____ Available records

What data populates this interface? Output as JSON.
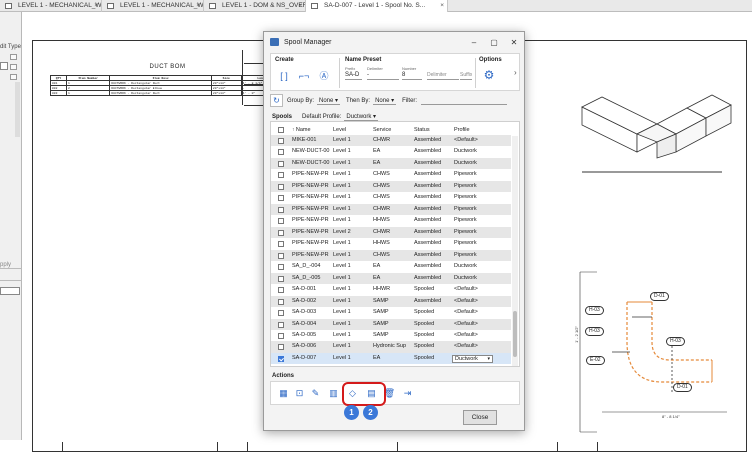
{
  "tabs": [
    {
      "label": "LEVEL 1 - MECHANICAL_WORKING",
      "active": false
    },
    {
      "label": "LEVEL 1 - MECHANICAL_WORKING...",
      "active": false
    },
    {
      "label": "LEVEL 1 - DOM & NS_OVERALL",
      "active": false
    },
    {
      "label": "SA-D-007 - Level 1 - Spool No. S...",
      "active": true
    }
  ],
  "left_panel": {
    "label": "dit Type",
    "apply": "pply"
  },
  "drawing": {
    "bom_title": "DUCT BOM",
    "bom_headers": [
      "QTY",
      "Item Number",
      "Item Desc",
      "Size",
      "Length"
    ],
    "bom_rows": [
      [
        "001",
        "1",
        "DUCTWORK - Rectangular Duct",
        "20\"x14\"",
        "4' - 8 1/4\""
      ],
      [
        "002",
        "2",
        "DUCTWORK - Rectangular Elbow",
        "20\"x14\"",
        "-"
      ],
      [
        "003",
        "1",
        "DUCTWORK - Rectangular Duct",
        "20\"x14\"",
        "4' - 0\""
      ]
    ],
    "tags": [
      "D-01",
      "H-03",
      "H-03",
      "H-03",
      "E-02",
      "D-01"
    ],
    "dims": [
      "1' - 2 1/2\"",
      "8\" - 8 1/4\""
    ]
  },
  "window": {
    "title": "Spool Manager",
    "create_label": "Create",
    "name_preset_label": "Name Preset",
    "prefix_label": "Prefix",
    "prefix_value": "SA-D",
    "delimiter_label": "Delimiter",
    "delimiter_value": "-",
    "number_label": "Number",
    "number_value": "8",
    "delimiter2": "Delimiter",
    "suffix": "Suffix",
    "options_label": "Options",
    "group_by_label": "Group By:",
    "group_by_value": "None",
    "then_by_label": "Then By:",
    "then_by_value": "None",
    "filter_label": "Filter:",
    "spools_label": "Spools",
    "default_profile_label": "Default Profile:",
    "default_profile_value": "Ductwork",
    "columns": [
      "Name",
      "Level",
      "Service",
      "Status",
      "Profile"
    ],
    "rows": [
      {
        "name": "MIKE-001",
        "level": "Level 1",
        "service": "CHWR",
        "status": "Assembled",
        "profile": "<Default>",
        "checked": false
      },
      {
        "name": "NEW-DUCT-00",
        "level": "Level 1",
        "service": "EA",
        "status": "Assembled",
        "profile": "Ductwork",
        "checked": false
      },
      {
        "name": "NEW-DUCT-00",
        "level": "Level 1",
        "service": "EA",
        "status": "Assembled",
        "profile": "Ductwork",
        "checked": false
      },
      {
        "name": "PIPE-NEW-PR",
        "level": "Level 1",
        "service": "CHWS",
        "status": "Assembled",
        "profile": "Pipework",
        "checked": false
      },
      {
        "name": "PIPE-NEW-PR",
        "level": "Level 1",
        "service": "CHWS",
        "status": "Assembled",
        "profile": "Pipework",
        "checked": false
      },
      {
        "name": "PIPE-NEW-PR",
        "level": "Level 1",
        "service": "CHWS",
        "status": "Assembled",
        "profile": "Pipework",
        "checked": false
      },
      {
        "name": "PIPE-NEW-PR",
        "level": "Level 1",
        "service": "CHWR",
        "status": "Assembled",
        "profile": "Pipework",
        "checked": false
      },
      {
        "name": "PIPE-NEW-PR",
        "level": "Level 1",
        "service": "HHWS",
        "status": "Assembled",
        "profile": "Pipework",
        "checked": false
      },
      {
        "name": "PIPE-NEW-PR",
        "level": "Level 2",
        "service": "CHWR",
        "status": "Assembled",
        "profile": "Pipework",
        "checked": false
      },
      {
        "name": "PIPE-NEW-PR",
        "level": "Level 1",
        "service": "HHWS",
        "status": "Assembled",
        "profile": "Pipework",
        "checked": false
      },
      {
        "name": "PIPE-NEW-PR",
        "level": "Level 1",
        "service": "CHWS",
        "status": "Assembled",
        "profile": "Pipework",
        "checked": false
      },
      {
        "name": "SA_D_-004",
        "level": "Level 1",
        "service": "EA",
        "status": "Assembled",
        "profile": "Ductwork",
        "checked": false
      },
      {
        "name": "SA_D_-005",
        "level": "Level 1",
        "service": "EA",
        "status": "Assembled",
        "profile": "Ductwork",
        "checked": false
      },
      {
        "name": "SA-D-001",
        "level": "Level 1",
        "service": "HHWR",
        "status": "Spooled",
        "profile": "<Default>",
        "checked": false
      },
      {
        "name": "SA-D-002",
        "level": "Level 1",
        "service": "SAMP",
        "status": "Assembled",
        "profile": "<Default>",
        "checked": false
      },
      {
        "name": "SA-D-003",
        "level": "Level 1",
        "service": "SAMP",
        "status": "Spooled",
        "profile": "<Default>",
        "checked": false
      },
      {
        "name": "SA-D-004",
        "level": "Level 1",
        "service": "SAMP",
        "status": "Spooled",
        "profile": "<Default>",
        "checked": false
      },
      {
        "name": "SA-D-005",
        "level": "Level 1",
        "service": "SAMP",
        "status": "Spooled",
        "profile": "<Default>",
        "checked": false
      },
      {
        "name": "SA-D-006",
        "level": "Level 1",
        "service": "Hydronic Sup",
        "status": "Spooled",
        "profile": "<Default>",
        "checked": false
      },
      {
        "name": "SA-D-007",
        "level": "Level 1",
        "service": "EA",
        "status": "Spooled",
        "profile": "Ductwork",
        "checked": true
      }
    ],
    "actions_label": "Actions",
    "badge_1": "1",
    "badge_2": "2",
    "close_label": "Close"
  }
}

________

**Work to do:** Leave out the pictures and copy every record above exactly.

**Written response:**
What data populates this interface? Output as JSON.
{
  "tabs": [
    {
      "label": "LEVEL 1 - MECHANICAL_WORKING",
      "active": false
    },
    {
      "label": "LEVEL 1 - MECHANICAL_WORKING...",
      "active": false
    },
    {
      "label": "LEVEL 1 - DOM & NS_OVERALL",
      "active": false
    },
    {
      "label": "SA-D-007 - Level 1 - Spool No. S...",
      "active": true
    }
  ],
  "left_panel": {
    "label": "dit Type",
    "apply": "pply"
  },
  "drawing": {
    "bom_title": "DUCT BOM",
    "bom_headers": [
      "QTY",
      "Item Number",
      "Item Desc",
      "Size",
      "Length"
    ],
    "bom_rows": [
      [
        "001",
        "1",
        "DUCTWORK - Rectangular Duct",
        "20\"x14\"",
        "4' - 8 1/4\""
      ],
      [
        "002",
        "2",
        "DUCTWORK - Rectangular Elbow",
        "20\"x14\"",
        "-"
      ],
      [
        "003",
        "1",
        "DUCTWORK - Rectangular Duct",
        "20\"x14\"",
        "4' - 0\""
      ]
    ],
    "tags": [
      "D-01",
      "H-03",
      "H-03",
      "H-03",
      "E-02",
      "D-01"
    ],
    "dims": [
      "1' - 2 1/2\"",
      "8\" - 8 1/4\""
    ]
  },
  "window": {
    "title": "Spool Manager",
    "create_label": "Create",
    "name_preset_label": "Name Preset",
    "prefix_label": "Prefix",
    "prefix_value": "SA-D",
    "delimiter_label": "Delimiter",
    "delimiter_value": "-",
    "number_label": "Number",
    "number_value": "8",
    "delimiter2": "Delimiter",
    "suffix": "Suffix",
    "options_label": "Options",
    "group_by_label": "Group By:",
    "group_by_value": "None",
    "then_by_label": "Then By:",
    "then_by_value": "None",
    "filter_label": "Filter:",
    "spools_label": "Spools",
    "default_profile_label": "Default Profile:",
    "default_profile_value": "Ductwork",
    "columns": [
      "Name",
      "Level",
      "Service",
      "Status",
      "Profile"
    ],
    "rows": [
      {
        "name": "MIKE-001",
        "level": "Level 1",
        "service": "CHWR",
        "status": "Assembled",
        "profile": "<Default>",
        "checked": false
      },
      {
        "name": "NEW-DUCT-00",
        "level": "Level 1",
        "service": "EA",
        "status": "Assembled",
        "profile": "Ductwork",
        "checked": false
      },
      {
        "name": "NEW-DUCT-00",
        "level": "Level 1",
        "service": "EA",
        "status": "Assembled",
        "profile": "Ductwork",
        "checked": false
      },
      {
        "name": "PIPE-NEW-PR",
        "level": "Level 1",
        "service": "CHWS",
        "status": "Assembled",
        "profile": "Pipework",
        "checked": false
      },
      {
        "name": "PIPE-NEW-PR",
        "level": "Level 1",
        "service": "CHWS",
        "status": "Assembled",
        "profile": "Pipework",
        "checked": false
      },
      {
        "name": "PIPE-NEW-PR",
        "level": "Level 1",
        "service": "CHWS",
        "status": "Assembled",
        "profile": "Pipework",
        "checked": false
      },
      {
        "name": "PIPE-NEW-PR",
        "level": "Level 1",
        "service": "CHWR",
        "status": "Assembled",
        "profile": "Pipework",
        "checked": false
      },
      {
        "name": "PIPE-NEW-PR",
        "level": "Level 1",
        "service": "HHWS",
        "status": "Assembled",
        "profile": "Pipework",
        "checked": false
      },
      {
        "name": "PIPE-NEW-PR",
        "level": "Level 2",
        "service": "CHWR",
        "status": "Assembled",
        "profile": "Pipework",
        "checked": false
      },
      {
        "name": "PIPE-NEW-PR",
        "level": "Level 1",
        "service": "HHWS",
        "status": "Assembled",
        "profile": "Pipework",
        "checked": false
      },
      {
        "name": "PIPE-NEW-PR",
        "level": "Level 1",
        "service": "CHWS",
        "status": "Assembled",
        "profile": "Pipework",
        "checked": false
      },
      {
        "name": "SA_D_-004",
        "level": "Level 1",
        "service": "EA",
        "status": "Assembled",
        "profile": "Ductwork",
        "checked": false
      },
      {
        "name": "SA_D_-005",
        "level": "Level 1",
        "service": "EA",
        "status": "Assembled",
        "profile": "Ductwork",
        "checked": false
      },
      {
        "name": "SA-D-001",
        "level": "Level 1",
        "service": "HHWR",
        "status": "Spooled",
        "profile": "<Default>",
        "checked": false
      },
      {
        "name": "SA-D-002",
        "level": "Level 1",
        "service": "SAMP",
        "status": "Assembled",
        "profile": "<Default>",
        "checked": false
      },
      {
        "name": "SA-D-003",
        "level": "Level 1",
        "service": "SAMP",
        "status": "Spooled",
        "profile": "<Default>",
        "checked": false
      },
      {
        "name": "SA-D-004",
        "level": "Level 1",
        "service": "SAMP",
        "status": "Spooled",
        "profile": "<Default>",
        "checked": false
      },
      {
        "name": "SA-D-005",
        "level": "Level 1",
        "service": "SAMP",
        "status": "Spooled",
        "profile": "<Default>",
        "checked": false
      },
      {
        "name": "SA-D-006",
        "level": "Level 1",
        "service": "Hydronic Sup",
        "status": "Spooled",
        "profile": "<Default>",
        "checked": false
      },
      {
        "name": "SA-D-007",
        "level": "Level 1",
        "service": "EA",
        "status": "Spooled",
        "profile": "Ductwork",
        "checked": true
      }
    ],
    "actions_label": "Actions",
    "badge_1": "1",
    "badge_2": "2",
    "close_label": "Close"
  }
}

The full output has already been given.